— Your task —
Repeat every record below exactly, omitting any pictures.

═════ Task data

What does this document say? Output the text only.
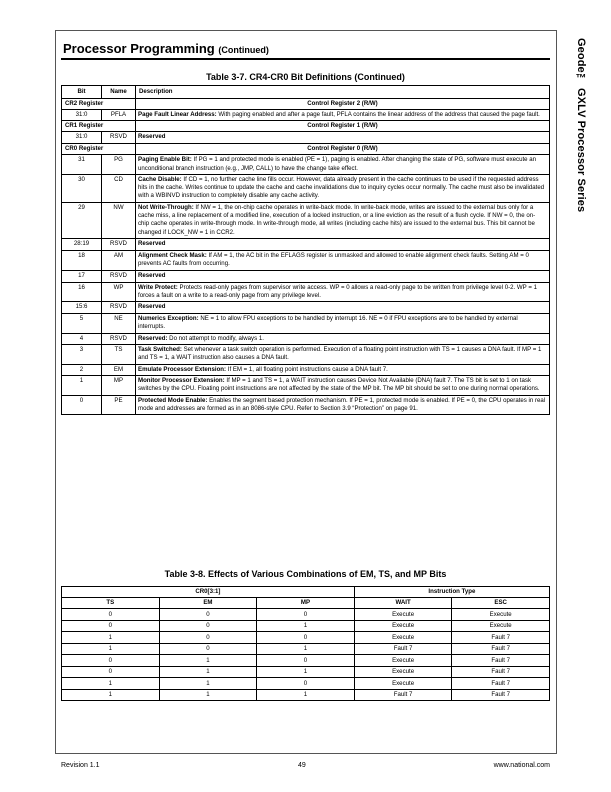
Geode™ GXLV Processor Series
Processor Programming (Continued)
Table 3-7. CR4-CR0 Bit Definitions (Continued)
Bit	Name	Description
CR2 Register		Control Register 2 (R/W)
31:0	PFLA	Page Fault Linear Address: With paging enabled and after a page fault, PFLA contains the linear address of the address that caused the page fault.
CR1 Register		Control Register 1 (R/W)
31:0	RSVD	Reserved
CR0 Register		Control Register 0 (R/W)
31	PG	Paging Enable Bit: If PG = 1 and protected mode is enabled (PE = 1), paging is enabled. After changing the state of PG, software must execute an unconditional branch instruction (e.g., JMP, CALL) to have the change take effect.
30	CD	Cache Disable: If CD = 1, no further cache line fills occur. However, data already present in the cache continues to be used if the requested address hits in the cache. Writes continue to update the cache and cache invalidations due to inquiry cycles occur normally. The cache must also be invalidated with a WBINVD instruction to completely disable any cache activity.
29	NW	Not Write-Through: If NW = 1, the on-chip cache operates in write-back mode. In write-back mode, writes are issued to the external bus only for a cache miss, a line replacement of a modified line, execution of a locked instruction, or a line eviction as the result of a flush cycle. If NW = 0, the on-chip cache operates in write-through mode. In write-through mode, all writes (including cache hits) are issued to the external bus. This bit cannot be changed if LOCK_NW = 1 in CCR2.
28:19	RSVD	Reserved
18	AM	Alignment Check Mask: If AM = 1, the AC bit in the EFLAGS register is unmasked and allowed to enable alignment check faults. Setting AM = 0 prevents AC faults from occurring.
17	RSVD	Reserved
16	WP	Write Protect: Protects read-only pages from supervisor write access. WP = 0 allows a read-only page to be written from privilege level 0-2. WP = 1 forces a fault on a write to a read-only page from any privilege level.
15:6	RSVD	Reserved
5	NE	Numerics Exception: NE = 1 to allow FPU exceptions to be handled by interrupt 16. NE = 0 if FPU exceptions are to be handled by external interrupts.
4	RSVD	Reserved: Do not attempt to modify, always 1.
3	TS	Task Switched: Set whenever a task switch operation is performed. Execution of a floating point instruction with TS = 1 causes a DNA fault. If MP = 1 and TS = 1, a WAIT instruction also causes a DNA fault.
2	EM	Emulate Processor Extension: If EM = 1, all floating point instructions cause a DNA fault 7.
1	MP	Monitor Processor Extension: If MP = 1 and TS = 1, a WAIT instruction causes Device Not Available (DNA) fault 7. The TS bit is set to 1 on task switches by the CPU. Floating point instructions are not affected by the state of the MP bit. The MP bit should be set to one during normal operations.
0	PE	Protected Mode Enable: Enables the segment based protection mechanism. If PE = 1, protected mode is enabled. If PE = 0, the CPU operates in real mode and addresses are formed as in an 8086-style CPU. Refer to Section 3.9 “Protection” on page 91.
Table 3-8. Effects of Various Combinations of EM, TS, and MP Bits
CR0[3:1]			Instruction Type	
TS	EM	MP	WAIT	ESC
0	0	0	Execute	Execute
0	0	1	Execute	Execute
1	0	0	Execute	Fault 7
1	0	1	Fault 7	Fault 7
0	1	0	Execute	Fault 7
0	1	1	Execute	Fault 7
1	1	0	Execute	Fault 7
1	1	1	Fault 7	Fault 7
Revision 1.1	49	www.national.com
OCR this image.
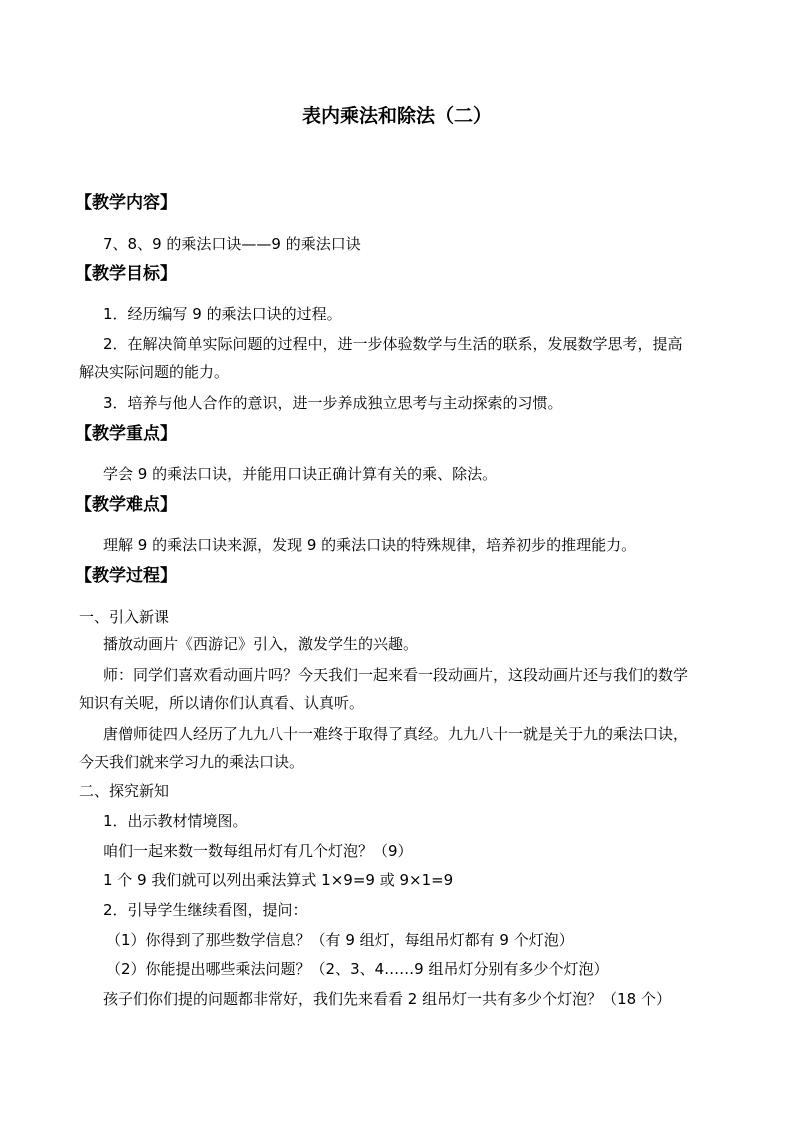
表内乘法和除法（二）
【教学内容】
7、8、9 的乘法口诀——9 的乘法口诀
【教学目标】
1．经历编写 9 的乘法口诀的过程。
2．在解决简单实际问题的过程中，进一步体验数学与生活的联系，发展数学思考，提高
解决实际问题的能力。
3．培养与他人合作的意识，进一步养成独立思考与主动探索的习惯。
【教学重点】
学会 9 的乘法口诀，并能用口诀正确计算有关的乘、除法。
【教学难点】
理解 9 的乘法口诀来源，发现 9 的乘法口诀的特殊规律，培养初步的推理能力。
【教学过程】
一、引入新课
播放动画片《西游记》引入，激发学生的兴趣。
师：同学们喜欢看动画片吗？今天我们一起来看一段动画片，这段动画片还与我们的数学
知识有关呢，所以请你们认真看、认真听。
唐僧师徒四人经历了九九八十一难终于取得了真经。九九八十一就是关于九的乘法口诀，
今天我们就来学习九的乘法口诀。
二、探究新知
1．出示教材情境图。
咱们一起来数一数每组吊灯有几个灯泡？（9）
1 个 9 我们就可以列出乘法算式 1×9=9 或 9×1=9
2．引导学生继续看图，提问：
（1）你得到了那些数学信息？（有 9 组灯，每组吊灯都有 9 个灯泡）
（2）你能提出哪些乘法问题？（2、3、4……9 组吊灯分别有多少个灯泡）
孩子们你们提的问题都非常好，我们先来看看 2 组吊灯一共有多少个灯泡？（18 个）
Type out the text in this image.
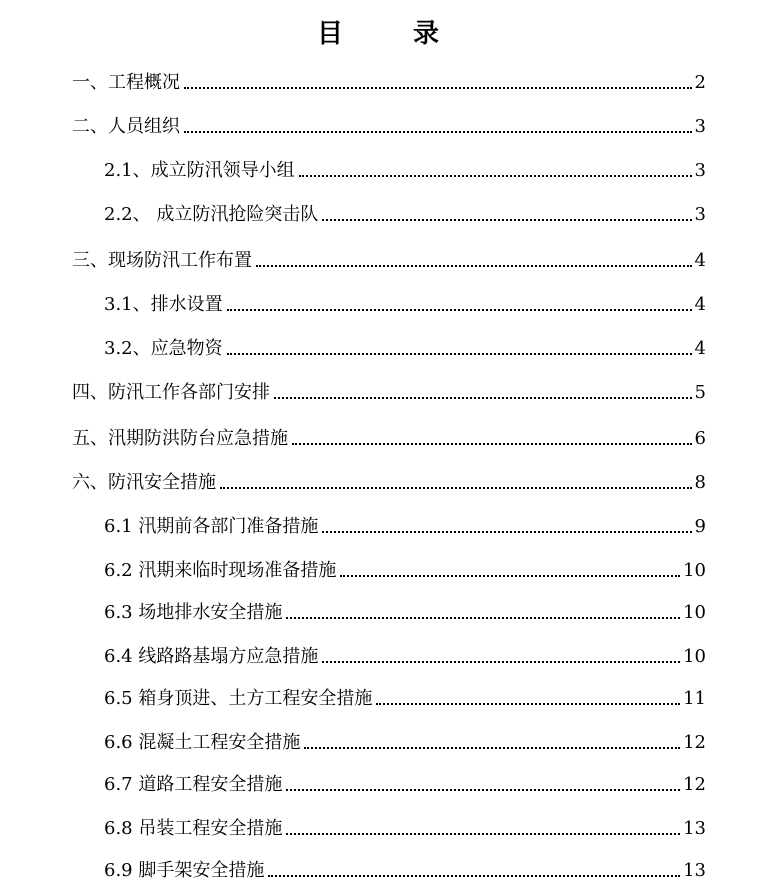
目　录
一、工程概况	2
二、人员组织	3
2.1、成立防汛领导小组	3
2.2、 成立防汛抢险突击队	3
三、现场防汛工作布置	4
3.1、排水设置	4
3.2、应急物资	4
四、防汛工作各部门安排	5
五、汛期防洪防台应急措施	6
六、防汛安全措施	8
6.1 汛期前各部门准备措施	9
6.2 汛期来临时现场准备措施	10
6.3 场地排水安全措施	10
6.4 线路路基塌方应急措施	10
6.5 箱身顶进、土方工程安全措施	11
6.6 混凝土工程安全措施	12
6.7 道路工程安全措施	12
6.8 吊装工程安全措施	13
6.9 脚手架安全措施	13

══════════

— Solution to this exercise —
What does this document say? Output the text only.
Geode™ GXLV Processor Series
Processor Programming (Continued)
Table 3-7. CR4-CR0 Bit Definitions (Continued)
Bit	Name	Description
CR2 Register		Control Register 2 (R/W)
31:0	PFLA	Page Fault Linear Address: With paging enabled and after a page fault, PFLA contains the linear address of the address that caused the page fault.
CR1 Register		Control Register 1 (R/W)
31:0	RSVD	Reserved
CR0 Register		Control Register 0 (R/W)
31	PG	Paging Enable Bit: If PG = 1 and protected mode is enabled (PE = 1), paging is enabled. After changing the state of PG, software must execute an unconditional branch instruction (e.g., JMP, CALL) to have the change take effect.
30	CD	Cache Disable: If CD = 1, no further cache line fills occur. However, data already present in the cache continues to be used if the requested address hits in the cache. Writes continue to update the cache and cache invalidations due to inquiry cycles occur normally. The cache must also be invalidated with a WBINVD instruction to completely disable any cache activity.
29	NW	Not Write-Through: If NW = 1, the on-chip cache operates in write-back mode. In write-back mode, writes are issued to the external bus only for a cache miss, a line replacement of a modified line, execution of a locked instruction, or a line eviction as the result of a flush cycle. If NW = 0, the on-chip cache operates in write-through mode. In write-through mode, all writes (including cache hits) are issued to the external bus. This bit cannot be changed if LOCK_NW = 1 in CCR2.
28:19	RSVD	Reserved
18	AM	Alignment Check Mask: If AM = 1, the AC bit in the EFLAGS register is unmasked and allowed to enable alignment check faults. Setting AM = 0 prevents AC faults from occurring.
17	RSVD	Reserved
16	WP	Write Protect: Protects read-only pages from supervisor write access. WP = 0 allows a read-only page to be written from privilege level 0-2. WP = 1 forces a fault on a write to a read-only page from any privilege level.
15:6	RSVD	Reserved
5	NE	Numerics Exception: NE = 1 to allow FPU exceptions to be handled by interrupt 16. NE = 0 if FPU exceptions are to be handled by external interrupts.
4	RSVD	Reserved: Do not attempt to modify, always 1.
3	TS	Task Switched: Set whenever a task switch operation is performed. Execution of a floating point instruction with TS = 1 causes a DNA fault. If MP = 1 and TS = 1, a WAIT instruction also causes a DNA fault.
2	EM	Emulate Processor Extension: If EM = 1, all floating point instructions cause a DNA fault 7.
1	MP	Monitor Processor Extension: If MP = 1 and TS = 1, a WAIT instruction causes Device Not Available (DNA) fault 7. The TS bit is set to 1 on task switches by the CPU. Floating point instructions are not affected by the state of the MP bit. The MP bit should be set to one during normal operations.
0	PE	Protected Mode Enable: Enables the segment based protection mechanism. If PE = 1, protected mode is enabled. If PE = 0, the CPU operates in real mode and addresses are formed as in an 8086-style CPU. Refer to Section 3.9 “Protection” on page 91.
Table 3-8. Effects of Various Combinations of EM, TS, and MP Bits
CR0[3:1]			Instruction Type	
TS	EM	MP	WAIT	ESC
0	0	0	Execute	Execute
0	0	1	Execute	Execute
1	0	0	Execute	Fault 7
1	0	1	Fault 7	Fault 7
0	1	0	Execute	Fault 7
0	1	1	Execute	Fault 7
1	1	0	Execute	Fault 7
1	1	1	Fault 7	Fault 7
Revision 1.1	49	www.national.com
OCR this image.
表内乘法和除法（二）
【教学内容】
7、8、9 的乘法口诀——9 的乘法口诀
【教学目标】
1．经历编写 9 的乘法口诀的过程。
2．在解决简单实际问题的过程中，进一步体验数学与生活的联系，发展数学思考，提高
解决实际问题的能力。
3．培养与他人合作的意识，进一步养成独立思考与主动探索的习惯。
【教学重点】
学会 9 的乘法口诀，并能用口诀正确计算有关的乘、除法。
【教学难点】
理解 9 的乘法口诀来源，发现 9 的乘法口诀的特殊规律，培养初步的推理能力。
【教学过程】
一、引入新课
播放动画片《西游记》引入，激发学生的兴趣。
师：同学们喜欢看动画片吗？今天我们一起来看一段动画片，这段动画片还与我们的数学
知识有关呢，所以请你们认真看、认真听。
唐僧师徒四人经历了九九八十一难终于取得了真经。九九八十一就是关于九的乘法口诀，
今天我们就来学习九的乘法口诀。
二、探究新知
1．出示教材情境图。
咱们一起来数一数每组吊灯有几个灯泡？（9）
1 个 9 我们就可以列出乘法算式 1×9=9 或 9×1=9
2．引导学生继续看图，提问：
（1）你得到了那些数学信息？（有 9 组灯，每组吊灯都有 9 个灯泡）
（2）你能提出哪些乘法问题？（2、3、4……9 组吊灯分别有多少个灯泡）
孩子们你们提的问题都非常好，我们先来看看 2 组吊灯一共有多少个灯泡？（18 个）
Type out the text in this image.
目　录
一、工程概况	2
二、人员组织	3
2.1、成立防汛领导小组	3
2.2、 成立防汛抢险突击队	3
三、现场防汛工作布置	4
3.1、排水设置	4
3.2、应急物资	4
四、防汛工作各部门安排	5
五、汛期防洪防台应急措施	6
六、防汛安全措施	8
6.1 汛期前各部门准备措施	9
6.2 汛期来临时现场准备措施	10
6.3 场地排水安全措施	10
6.4 线路路基塌方应急措施	10
6.5 箱身顶进、土方工程安全措施	11
6.6 混凝土工程安全措施	12
6.7 道路工程安全措施	12
6.8 吊装工程安全措施	13
6.9 脚手架安全措施	13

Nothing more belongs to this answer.